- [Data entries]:
________

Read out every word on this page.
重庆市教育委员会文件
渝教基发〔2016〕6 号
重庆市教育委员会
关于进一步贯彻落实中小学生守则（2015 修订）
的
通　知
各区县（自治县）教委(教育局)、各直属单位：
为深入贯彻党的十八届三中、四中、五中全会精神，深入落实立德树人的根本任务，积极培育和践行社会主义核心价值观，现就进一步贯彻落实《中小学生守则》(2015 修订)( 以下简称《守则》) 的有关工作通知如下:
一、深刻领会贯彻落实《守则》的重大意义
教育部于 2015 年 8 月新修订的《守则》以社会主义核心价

________

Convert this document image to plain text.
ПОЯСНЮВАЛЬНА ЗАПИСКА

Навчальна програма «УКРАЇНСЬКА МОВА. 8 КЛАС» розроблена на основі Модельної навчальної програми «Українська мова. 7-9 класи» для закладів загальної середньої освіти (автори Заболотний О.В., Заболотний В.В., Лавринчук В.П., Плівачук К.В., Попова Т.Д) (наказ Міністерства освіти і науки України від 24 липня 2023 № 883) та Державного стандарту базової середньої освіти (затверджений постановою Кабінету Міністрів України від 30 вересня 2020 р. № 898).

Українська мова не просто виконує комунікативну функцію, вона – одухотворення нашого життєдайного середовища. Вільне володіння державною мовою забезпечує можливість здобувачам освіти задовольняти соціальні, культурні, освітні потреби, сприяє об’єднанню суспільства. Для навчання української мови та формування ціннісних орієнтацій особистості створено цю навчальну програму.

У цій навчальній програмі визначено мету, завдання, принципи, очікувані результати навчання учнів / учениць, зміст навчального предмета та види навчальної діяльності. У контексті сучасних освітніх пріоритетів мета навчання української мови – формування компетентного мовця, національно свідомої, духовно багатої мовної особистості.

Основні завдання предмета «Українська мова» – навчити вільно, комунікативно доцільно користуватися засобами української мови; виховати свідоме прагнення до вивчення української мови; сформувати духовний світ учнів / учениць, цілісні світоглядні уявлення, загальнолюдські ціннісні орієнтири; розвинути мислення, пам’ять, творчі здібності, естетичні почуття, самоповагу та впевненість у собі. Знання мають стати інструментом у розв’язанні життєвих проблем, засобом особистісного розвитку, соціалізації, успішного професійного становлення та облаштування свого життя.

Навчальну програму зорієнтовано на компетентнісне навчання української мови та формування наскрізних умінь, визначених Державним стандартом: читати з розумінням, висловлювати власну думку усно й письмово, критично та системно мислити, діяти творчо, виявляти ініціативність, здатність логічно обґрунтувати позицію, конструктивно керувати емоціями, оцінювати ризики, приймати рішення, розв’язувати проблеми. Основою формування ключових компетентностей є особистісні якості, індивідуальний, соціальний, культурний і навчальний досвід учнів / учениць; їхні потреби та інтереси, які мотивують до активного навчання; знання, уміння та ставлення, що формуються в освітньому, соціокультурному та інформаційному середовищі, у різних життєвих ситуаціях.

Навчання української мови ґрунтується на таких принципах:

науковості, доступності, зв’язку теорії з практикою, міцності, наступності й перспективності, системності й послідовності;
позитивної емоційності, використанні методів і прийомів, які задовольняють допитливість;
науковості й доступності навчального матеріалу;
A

________

- [Do this]: Identify and copy all lines with the word "науковості".

- [Task output]:
науковості, доступності, зв’язку теорії з практикою, міцності, наступності й перспективності, системності й послідовності;
науковості й доступності навчального матеріалу;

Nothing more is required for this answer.